[Stored entries]
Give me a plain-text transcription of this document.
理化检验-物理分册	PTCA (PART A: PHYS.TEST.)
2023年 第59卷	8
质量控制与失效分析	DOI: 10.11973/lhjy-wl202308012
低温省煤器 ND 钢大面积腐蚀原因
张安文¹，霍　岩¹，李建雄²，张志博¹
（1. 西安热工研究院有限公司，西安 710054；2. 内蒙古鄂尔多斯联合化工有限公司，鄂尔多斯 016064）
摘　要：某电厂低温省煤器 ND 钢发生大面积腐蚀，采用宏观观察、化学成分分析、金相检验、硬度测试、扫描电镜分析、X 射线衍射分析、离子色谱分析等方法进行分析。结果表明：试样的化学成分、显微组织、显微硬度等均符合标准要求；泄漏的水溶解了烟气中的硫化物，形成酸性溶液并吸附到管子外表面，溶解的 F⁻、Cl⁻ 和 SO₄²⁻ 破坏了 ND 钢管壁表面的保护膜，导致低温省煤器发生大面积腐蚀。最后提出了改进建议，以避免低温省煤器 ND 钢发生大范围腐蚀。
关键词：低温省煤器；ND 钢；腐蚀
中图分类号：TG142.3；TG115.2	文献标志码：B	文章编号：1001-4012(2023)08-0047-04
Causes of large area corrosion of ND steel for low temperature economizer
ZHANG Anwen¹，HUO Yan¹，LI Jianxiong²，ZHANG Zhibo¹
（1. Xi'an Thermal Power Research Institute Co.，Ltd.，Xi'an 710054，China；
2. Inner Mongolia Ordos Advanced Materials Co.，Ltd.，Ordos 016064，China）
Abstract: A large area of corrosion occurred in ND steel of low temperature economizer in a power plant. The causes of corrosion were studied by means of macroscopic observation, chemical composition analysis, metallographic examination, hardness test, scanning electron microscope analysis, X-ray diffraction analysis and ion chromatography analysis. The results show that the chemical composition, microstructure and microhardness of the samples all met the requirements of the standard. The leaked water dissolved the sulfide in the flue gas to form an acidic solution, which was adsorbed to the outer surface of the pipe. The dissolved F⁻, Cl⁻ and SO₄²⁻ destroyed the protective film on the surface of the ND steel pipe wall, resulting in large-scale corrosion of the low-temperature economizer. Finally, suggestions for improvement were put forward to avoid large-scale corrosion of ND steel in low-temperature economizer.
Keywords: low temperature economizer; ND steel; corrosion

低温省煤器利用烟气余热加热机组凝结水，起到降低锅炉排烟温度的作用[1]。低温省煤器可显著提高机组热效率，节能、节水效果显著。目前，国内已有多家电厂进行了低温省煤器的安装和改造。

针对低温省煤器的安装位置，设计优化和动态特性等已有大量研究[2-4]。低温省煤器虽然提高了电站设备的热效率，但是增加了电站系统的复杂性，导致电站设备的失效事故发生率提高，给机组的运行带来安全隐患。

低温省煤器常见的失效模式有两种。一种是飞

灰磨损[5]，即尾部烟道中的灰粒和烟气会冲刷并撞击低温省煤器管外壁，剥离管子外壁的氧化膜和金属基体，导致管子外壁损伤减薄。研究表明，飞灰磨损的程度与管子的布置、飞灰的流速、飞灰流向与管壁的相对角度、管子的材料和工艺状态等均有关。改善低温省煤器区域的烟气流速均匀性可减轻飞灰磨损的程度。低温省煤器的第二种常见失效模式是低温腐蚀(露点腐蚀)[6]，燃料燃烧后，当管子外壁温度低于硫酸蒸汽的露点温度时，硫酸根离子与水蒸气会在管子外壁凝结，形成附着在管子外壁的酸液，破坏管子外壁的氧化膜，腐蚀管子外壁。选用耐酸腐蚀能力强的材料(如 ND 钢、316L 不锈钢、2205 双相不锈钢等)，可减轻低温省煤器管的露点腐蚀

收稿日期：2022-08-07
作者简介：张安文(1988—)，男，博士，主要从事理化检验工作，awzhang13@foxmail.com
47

YOUR GOAL: Go through the material and select each line with the string "China" in it.

ANSWER FOR THIS EXERCISE:
（1. Xi'an Thermal Power Research Institute Co.，Ltd.，Xi'an 710054，China；
2. Inner Mongolia Ordos Advanced Materials Co.，Ltd.，Ordos 016064，China）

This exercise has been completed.